** WHAT YOU WILL DO **
Across the listing below, count the lines that mention the string "JSON". Reply with the figure only.

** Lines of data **
--------------------
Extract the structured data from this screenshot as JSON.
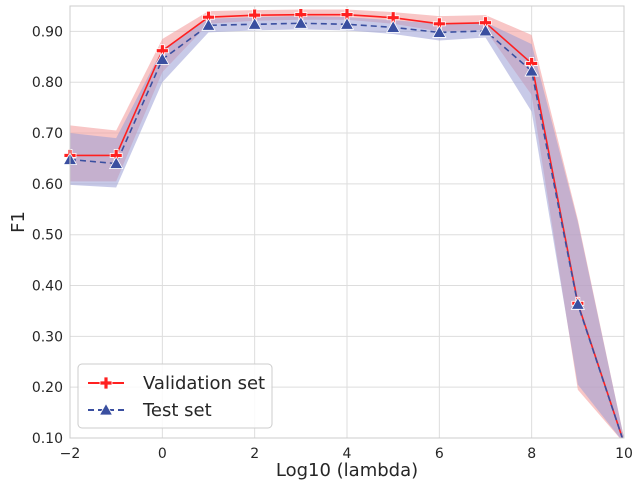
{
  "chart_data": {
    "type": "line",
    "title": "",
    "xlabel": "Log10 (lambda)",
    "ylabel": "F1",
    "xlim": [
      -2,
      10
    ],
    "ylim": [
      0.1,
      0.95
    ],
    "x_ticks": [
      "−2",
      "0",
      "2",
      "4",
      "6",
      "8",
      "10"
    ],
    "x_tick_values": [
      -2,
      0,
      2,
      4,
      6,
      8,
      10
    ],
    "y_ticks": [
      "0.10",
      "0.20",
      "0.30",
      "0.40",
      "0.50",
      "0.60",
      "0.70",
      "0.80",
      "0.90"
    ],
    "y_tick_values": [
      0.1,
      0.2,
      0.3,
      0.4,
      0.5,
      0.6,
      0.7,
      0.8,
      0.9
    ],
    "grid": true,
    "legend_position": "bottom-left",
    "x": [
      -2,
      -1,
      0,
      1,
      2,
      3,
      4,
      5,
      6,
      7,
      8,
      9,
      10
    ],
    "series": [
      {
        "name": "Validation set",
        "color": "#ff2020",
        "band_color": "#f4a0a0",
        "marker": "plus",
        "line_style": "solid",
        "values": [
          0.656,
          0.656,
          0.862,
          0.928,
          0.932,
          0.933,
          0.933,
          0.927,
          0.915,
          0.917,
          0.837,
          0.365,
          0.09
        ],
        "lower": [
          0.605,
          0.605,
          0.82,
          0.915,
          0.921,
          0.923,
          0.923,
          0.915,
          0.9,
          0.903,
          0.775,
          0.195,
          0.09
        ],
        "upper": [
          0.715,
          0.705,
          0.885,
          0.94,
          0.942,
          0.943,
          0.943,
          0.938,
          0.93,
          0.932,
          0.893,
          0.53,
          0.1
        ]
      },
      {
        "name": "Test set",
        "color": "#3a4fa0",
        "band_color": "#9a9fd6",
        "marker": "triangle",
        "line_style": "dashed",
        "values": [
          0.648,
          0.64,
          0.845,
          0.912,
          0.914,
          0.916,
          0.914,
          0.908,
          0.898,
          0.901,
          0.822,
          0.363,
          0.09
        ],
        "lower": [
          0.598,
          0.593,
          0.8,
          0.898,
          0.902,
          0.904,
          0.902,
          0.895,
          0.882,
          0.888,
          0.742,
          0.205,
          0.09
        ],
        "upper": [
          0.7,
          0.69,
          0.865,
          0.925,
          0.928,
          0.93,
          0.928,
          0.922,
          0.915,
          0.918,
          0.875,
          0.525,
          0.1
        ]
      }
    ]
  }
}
--------------------
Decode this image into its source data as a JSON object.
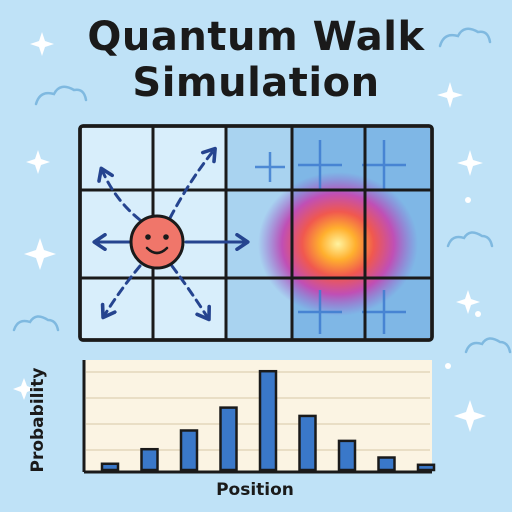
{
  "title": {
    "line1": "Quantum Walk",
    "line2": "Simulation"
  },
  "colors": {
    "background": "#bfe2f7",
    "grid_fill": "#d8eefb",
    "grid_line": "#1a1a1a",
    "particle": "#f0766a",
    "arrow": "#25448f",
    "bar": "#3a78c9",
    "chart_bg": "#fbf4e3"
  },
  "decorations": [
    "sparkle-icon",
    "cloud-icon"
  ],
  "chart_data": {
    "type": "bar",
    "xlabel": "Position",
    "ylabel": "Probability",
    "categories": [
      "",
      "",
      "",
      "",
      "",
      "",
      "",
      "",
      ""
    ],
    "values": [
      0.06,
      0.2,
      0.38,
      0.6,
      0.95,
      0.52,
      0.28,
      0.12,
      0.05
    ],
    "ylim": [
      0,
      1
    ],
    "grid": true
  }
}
--------------------
** FINISHED TASK **
2